DIRECTIVE
Using the listing below, give the number of lines where "想一想刚才提出的问题" appears, and nothing else.

SUPPLIED MATERIAL
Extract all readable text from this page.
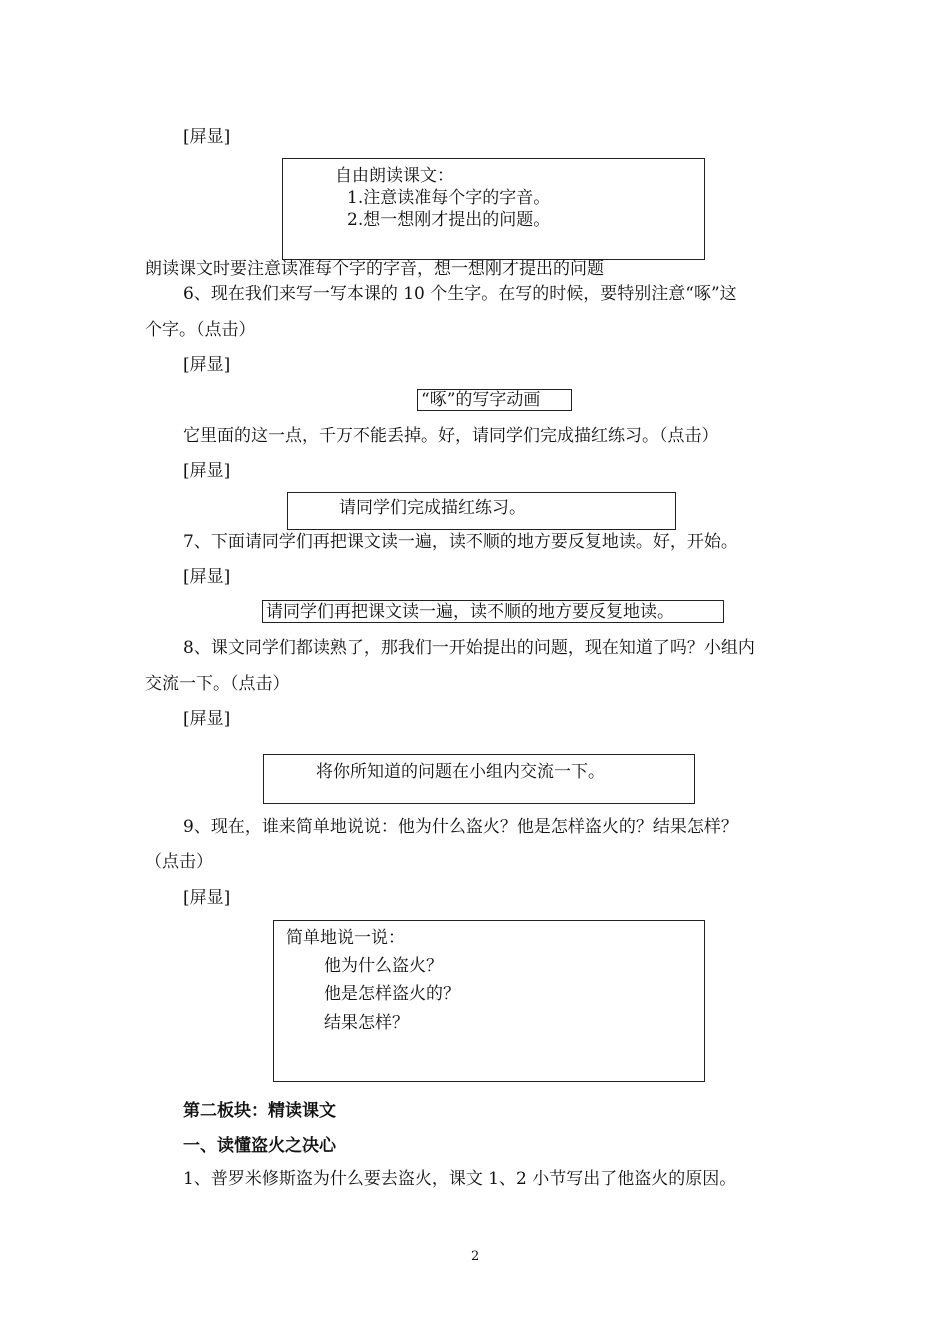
[屏显]
自由朗读课文：
1.注意读准每个字的字音。
2.想一想刚才提出的问题。
朗读课文时要注意读准每个字的字音，想一想刚才提出的问题
6、现在我们来写一写本课的 10 个生字。在写的时候，要特别注意“啄”这
个字。（点击）
[屏显]
“啄”的写字动画
它里面的这一点，千万不能丢掉。好，请同学们完成描红练习。（点击）
[屏显]
请同学们完成描红练习。
7、下面请同学们再把课文读一遍，读不顺的地方要反复地读。好，开始。
[屏显]
请同学们再把课文读一遍，读不顺的地方要反复地读。
8、课文同学们都读熟了，那我们一开始提出的问题，现在知道了吗？小组内
交流一下。（点击）
[屏显]
将你所知道的问题在小组内交流一下。
9、现在，谁来简单地说说：他为什么盗火？他是怎样盗火的？结果怎样？
（点击）
[屏显]
简单地说一说：
他为什么盗火？
他是怎样盗火的？
结果怎样？
第二板块：精读课文
一、读懂盗火之决心
1、普罗米修斯盗为什么要去盗火，课文 1、2 小节写出了他盗火的原因。
2
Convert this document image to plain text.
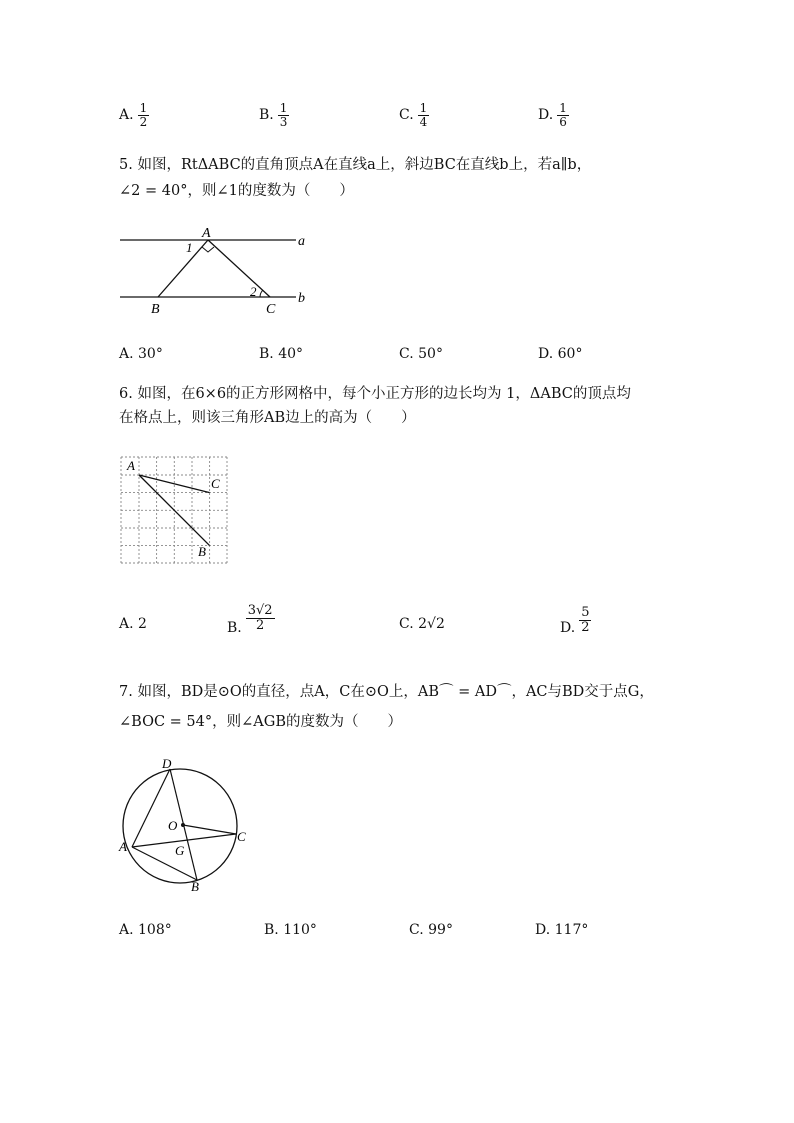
A. $\frac{1}{2}$	B. $\frac{1}{3}$	C. $\frac{1}{4}$	D. $\frac{1}{6}$
5. 如图，RtΔABC的直角顶点A在直线a上，斜边BC在直线b上，若a∥b，
∠2 = 40°，则∠1的度数为（　　）
A
1	a
b
2
B	C
A. 30°	B. 40°	C. 50°	D. 60°
6. 如图，在6×6的正方形网格中，每个小正方形的边长均为 1，ΔABC的顶点均
在格点上，则该三角形AB边上的高为（　　）
A
C
B
A. 2	B. $\frac{3√2}{2}$	C. 2√2	D. $\frac{5}{2}$
7. 如图，BD是⊙O的直径，点A，C在⊙O上，AB⌒ = AD⌒，AC与BD交于点G，
∠BOC = 54°，则∠AGB的度数为（　　）
D
O
C
A	G
B
A. 108°	B. 110°	C. 99°	D. 117°
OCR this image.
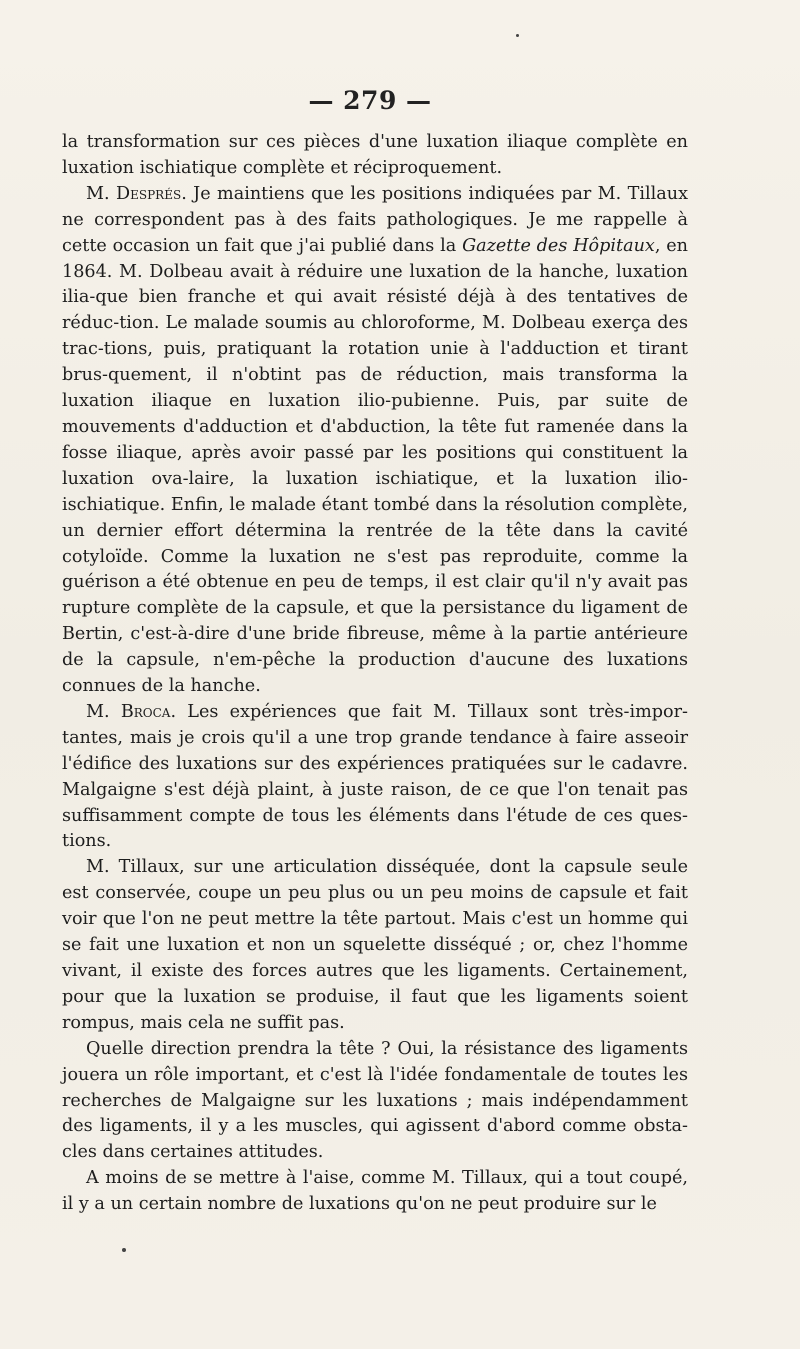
— 279 —

la transformation sur ces pièces d'une luxation iliaque complète en luxation ischiatique complète et réciproquement.

M. Després. Je maintiens que les positions indiquées par M. Tillaux ne correspondent pas à des faits pathologiques. Je me rappelle à cette occasion un fait que j'ai publié dans la Gazette des Hôpitaux, en 1864. M. Dolbeau avait à réduire une luxation de la hanche, luxation ilia-que bien franche et qui avait résisté déjà à des tentatives de réduc-tion. Le malade soumis au chloroforme, M. Dolbeau exerça des trac-tions, puis, pratiquant la rotation unie à l'adduction et tirant brus-quement, il n'obtint pas de réduction, mais transforma la luxation iliaque en luxation ilio-pubienne. Puis, par suite de mouvements d'adduction et d'abduction, la tête fut ramenée dans la fosse iliaque, après avoir passé par les positions qui constituent la luxation ova-laire, la luxation ischiatique, et la luxation ilio-ischiatique. Enfin, le malade étant tombé dans la résolution complète, un dernier effort détermina la rentrée de la tête dans la cavité cotyloïde. Comme la luxation ne s'est pas reproduite, comme la guérison a été obtenue en peu de temps, il est clair qu'il n'y avait pas rupture complète de la capsule, et que la persistance du ligament de Bertin, c'est-à-dire d'une bride fibreuse, même à la partie antérieure de la capsule, n'em-pêche la production d'aucune des luxations connues de la hanche.

M. Broca. Les expériences que fait M. Tillaux sont très-impor-tantes, mais je crois qu'il a une trop grande tendance à faire asseoir l'édifice des luxations sur des expériences pratiquées sur le cadavre. Malgaigne s'est déjà plaint, à juste raison, de ce que l'on tenait pas suffisamment compte de tous les éléments dans l'étude de ces ques-tions.

M. Tillaux, sur une articulation disséquée, dont la capsule seule est conservée, coupe un peu plus ou un peu moins de capsule et fait voir que l'on ne peut mettre la tête partout. Mais c'est un homme qui se fait une luxation et non un squelette disséqué ; or, chez l'homme vivant, il existe des forces autres que les ligaments. Certainement, pour que la luxation se produise, il faut que les ligaments soient rompus, mais cela ne suffit pas.

Quelle direction prendra la tête ? Oui, la résistance des ligaments jouera un rôle important, et c'est là l'idée fondamentale de toutes les recherches de Malgaigne sur les luxations ; mais indépendamment des ligaments, il y a les muscles, qui agissent d'abord comme obsta-cles dans certaines attitudes.

A moins de se mettre à l'aise, comme M. Tillaux, qui a tout coupé, il y a un certain nombre de luxations qu'on ne peut produire sur le
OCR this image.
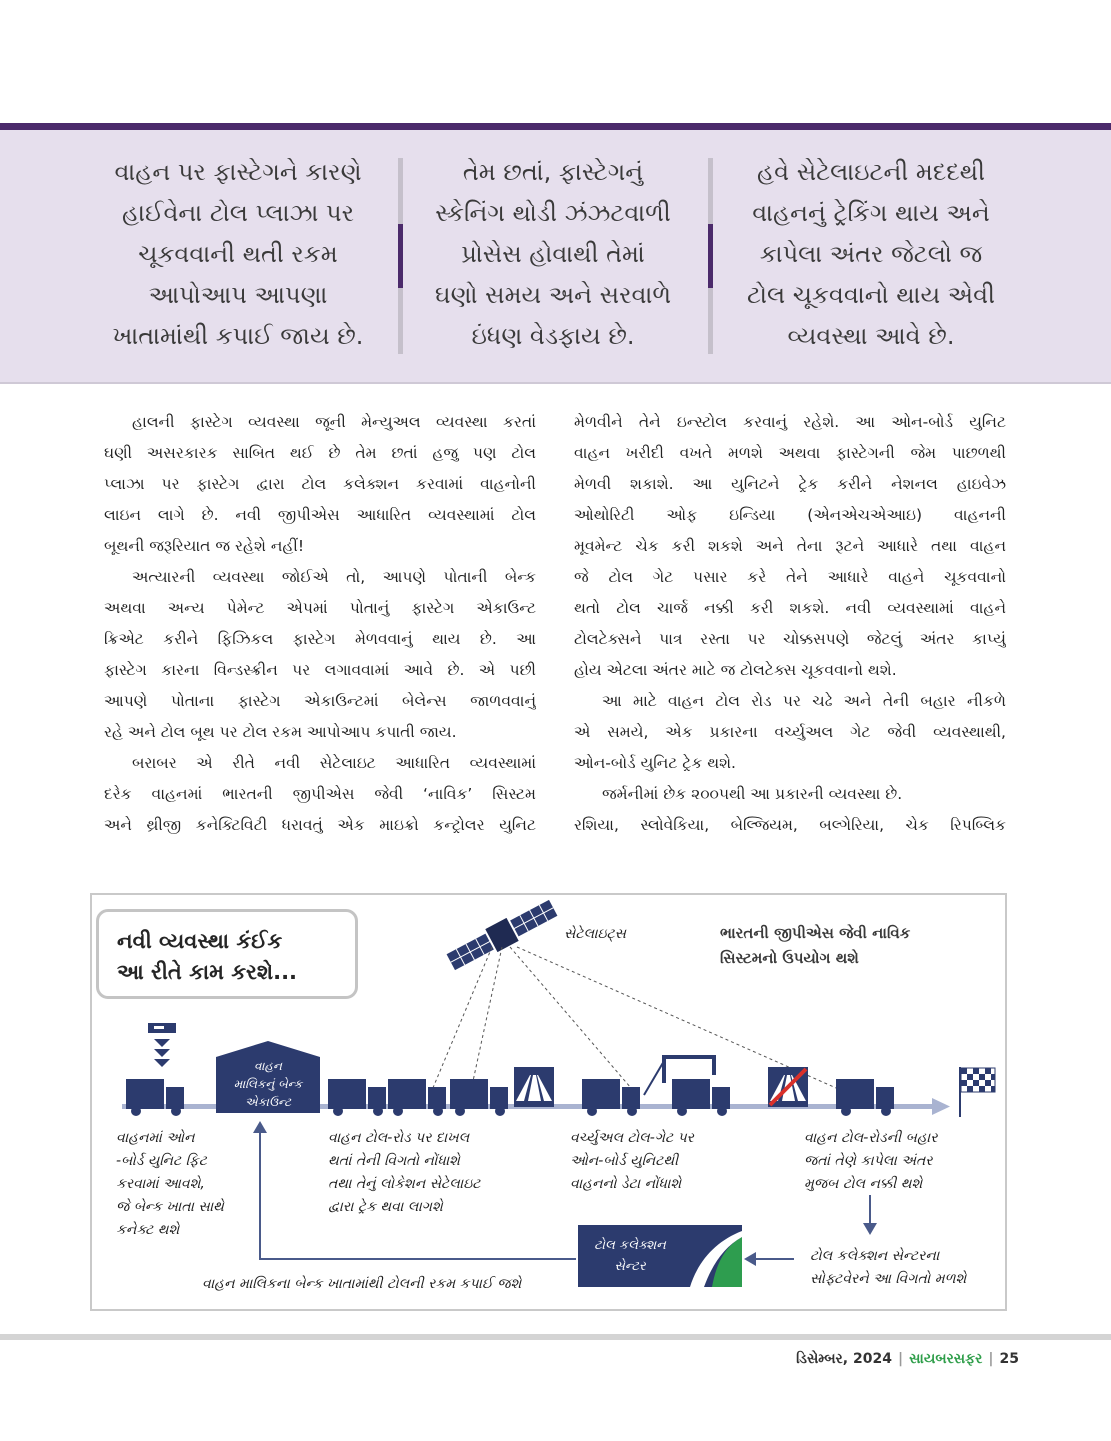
વાહન પર ફાસ્ટેગને કારણે

હાઈવેના ટોલ પ્લાઝા પર

ચૂકવવાની થતી રકમ

આપોઆપ આપણા

ખાતામાંથી કપાઈ જાય છે.

તેમ છતાં, ફાસ્ટેગનું

સ્કેનિંગ થોડી ઝંઝટવાળી

પ્રોસેસ હોવાથી તેમાં

ઘણો સમય અને સરવાળે

ઇંધણ વેડફાય છે.

હવે સેટેલાઇટની મદદથી

વાહનનું ટ્રેકિંગ થાય અને

કાપેલા અંતર જેટલો જ

ટોલ ચૂકવવાનો થાય એવી

વ્યવસ્થા આવે છે.

હાલની ફાસ્ટેગ વ્યવસ્થા જૂની મેન્યુઅલ વ્યવસ્થા કરતાં

ઘણી અસરકારક સાબિત થઈ છે તેમ છતાં હજુ પણ ટોલ

પ્લાઝા પર ફાસ્ટેગ દ્વારા ટોલ કલેક્શન કરવામાં વાહનોની

લાઇન લાગે છે. નવી જીપીએસ આધારિત વ્યવસ્થામાં ટોલ

બૂથની જરૂરિયાત જ રહેશે નહીં!

અત્યારની વ્યવસ્થા જોઈએ તો, આપણે પોતાની બેન્ક

અથવા અન્ય પેમેન્ટ એપમાં પોતાનું ફાસ્ટેગ એકાઉન્ટ

ક્રિએટ કરીને ફિઝિકલ ફાસ્ટેગ મેળવવાનું થાય છે. આ

ફાસ્ટેગ કારના વિન્ડસ્ક્રીન પર લગાવવામાં આવે છે. એ પછી

આપણે પોતાના ફાસ્ટેગ એકાઉન્ટમાં બેલેન્સ જાળવવાનું

રહે અને ટોલ બૂથ પર ટોલ રકમ આપોઆપ કપાતી જાય.

બરાબર એ રીતે નવી સેટેલાઇટ આધારિત વ્યવસ્થામાં

દરેક વાહનમાં ભારતની જીપીએસ જેવી ‘નાવિક’ સિસ્ટમ

અને થ્રીજી કનેક્ટિવિટી ધરાવતું એક માઇક્રો કન્ટ્રોલર યુનિટ

મેળવીને તેને ઇન્સ્ટોલ કરવાનું રહેશે. આ ઓન-બોર્ડ યુનિટ

વાહન ખરીદી વખતે મળશે અથવા ફાસ્ટેગની જેમ પાછળથી

મેળવી શકાશે. આ યુનિટને ટ્રેક કરીને નેશનલ હાઇવેઝ

ઓથોરિટી ઓફ ઇન્ડિયા (એનએચએઆઇ) વાહનની

મૂવમેન્ટ ચેક કરી શકશે અને તેના રૂટને આધારે તથા વાહન

જે ટોલ ગેટ પસાર કરે તેને આધારે વાહને ચૂકવવાનો

થતો ટોલ ચાર્જ નક્કી કરી શકશે. નવી વ્યવસ્થામાં વાહને

ટોલટેક્સને પાત્ર રસ્તા પર ચોક્કસપણે જેટલું અંતર કાપ્યું

હોય એટલા અંતર માટે જ ટોલટેક્સ ચૂકવવાનો થશે.

આ માટે વાહન ટોલ રોડ પર ચઢે અને તેની બહાર નીકળે

એ સમયે, એક પ્રકારના વર્ચ્યુઅલ ગેટ જેવી વ્યવસ્થાથી,

ઓન-બોર્ડ યુનિટ ટ્રેક થશે.

જર્મનીમાં છેક ૨૦૦૫થી આ પ્રકારની વ્યવસ્થા છે.

રશિયા, સ્લોવેકિયા, બેલ્જિયમ, બલ્ગેરિયા, ચેક રિપબ્લિક

નવી વ્યવસ્થા કંઈક
આ રીતે કામ કરશે...
સેટેલાઇટ્સ	ભારતની જીપીએસ જેવી નાવિક
સિસ્ટમનો ઉપયોગ થશે
વાહન
માલિકનું બેન્ક
એકાઉન્ટ
વાહનમાં ઓન
-બોર્ડ યુનિટ ફિટ
કરવામાં આવશે,
જે બેન્ક ખાતા સાથે
કનેક્ટ થશે
વાહન ટોલ-રોડ પર દાખલ
થતાં તેની વિગતો નોંધાશે
તથા તેનું લોકેશન સેટેલાઇટ
દ્વારા ટ્રેક થવા લાગશે
વર્ચ્યુઅલ ટોલ-ગેટ પર
ઓન-બોર્ડ યુનિટથી
વાહનનો ડેટા નોંધાશે
વાહન ટોલ-રોડની બહાર
જતાં તેણે કાપેલા અંતર
મુજબ ટોલ નક્કી થશે
ટોલ કલેક્શન
સેન્ટર
ટોલ કલેક્શન સેન્ટરના
સોફ્ટવેરને આ વિગતો મળશે
વાહન માલિકના બેન્ક ખાતામાંથી ટોલની રકમ કપાઈ જશે
ડિસેમ્બર, 2024 | સાયબરસફર | 25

SOLUTION TO THIS PROBLEM
2